State how many lines include "segments", giving the number by itself.

**** DATASET CONTENT ****

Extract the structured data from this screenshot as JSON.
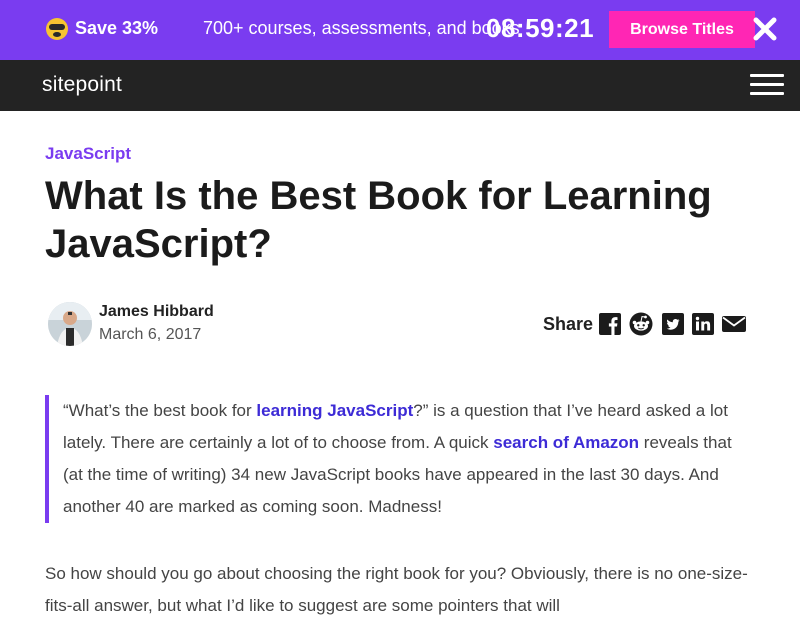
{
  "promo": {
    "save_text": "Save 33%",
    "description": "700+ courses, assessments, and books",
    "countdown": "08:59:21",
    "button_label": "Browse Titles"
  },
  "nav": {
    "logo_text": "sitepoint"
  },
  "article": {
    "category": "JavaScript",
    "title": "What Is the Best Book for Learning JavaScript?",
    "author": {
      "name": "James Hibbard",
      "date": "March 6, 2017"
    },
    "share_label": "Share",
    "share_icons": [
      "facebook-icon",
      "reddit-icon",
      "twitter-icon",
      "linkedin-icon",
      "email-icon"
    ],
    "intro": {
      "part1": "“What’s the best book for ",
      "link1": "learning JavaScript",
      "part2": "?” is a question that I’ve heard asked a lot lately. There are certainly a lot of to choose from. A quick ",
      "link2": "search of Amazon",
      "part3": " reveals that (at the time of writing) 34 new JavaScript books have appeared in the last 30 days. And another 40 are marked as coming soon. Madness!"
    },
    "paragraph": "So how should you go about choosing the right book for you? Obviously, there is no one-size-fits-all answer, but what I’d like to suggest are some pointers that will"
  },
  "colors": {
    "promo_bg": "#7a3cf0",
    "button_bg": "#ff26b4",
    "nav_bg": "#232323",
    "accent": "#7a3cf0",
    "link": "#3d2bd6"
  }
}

****
**** DATASET CONTENT ****

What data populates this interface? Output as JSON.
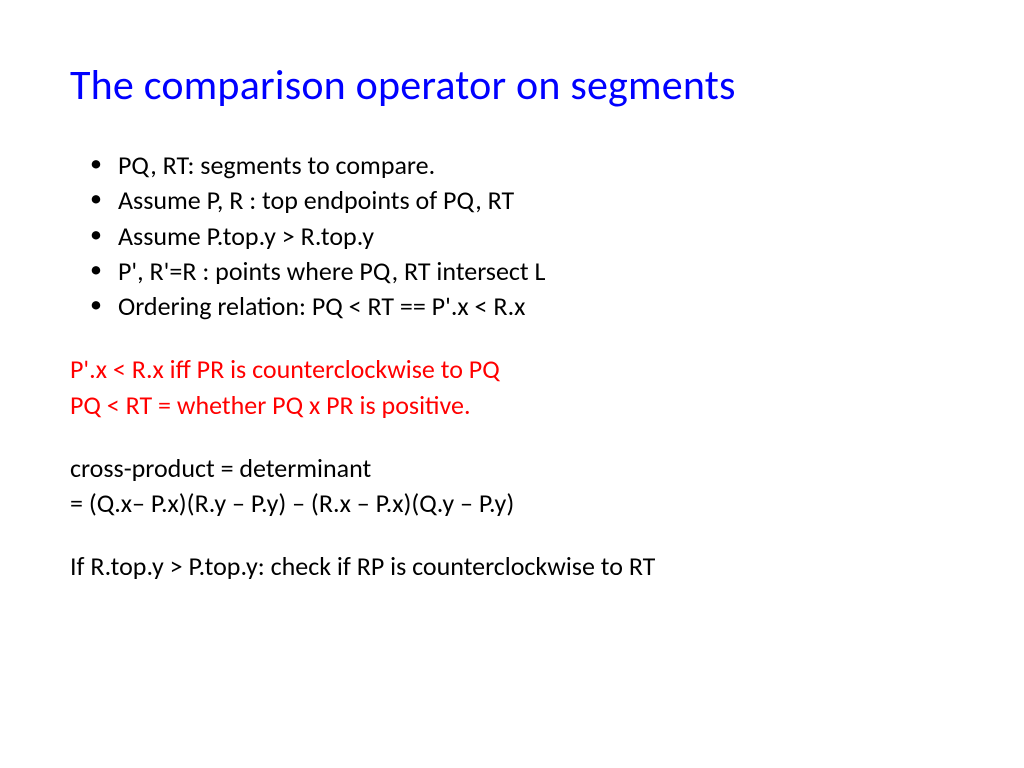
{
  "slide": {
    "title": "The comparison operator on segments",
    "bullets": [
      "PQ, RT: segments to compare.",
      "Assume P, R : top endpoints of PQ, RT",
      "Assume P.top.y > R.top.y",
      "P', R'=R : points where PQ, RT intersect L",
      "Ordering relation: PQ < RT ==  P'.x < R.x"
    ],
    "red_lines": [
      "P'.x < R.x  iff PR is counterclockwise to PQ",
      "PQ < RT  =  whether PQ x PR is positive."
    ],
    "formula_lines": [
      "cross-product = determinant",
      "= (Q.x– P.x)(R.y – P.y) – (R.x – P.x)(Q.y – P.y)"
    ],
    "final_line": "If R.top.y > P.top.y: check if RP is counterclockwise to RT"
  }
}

****

• [REPLY]:
2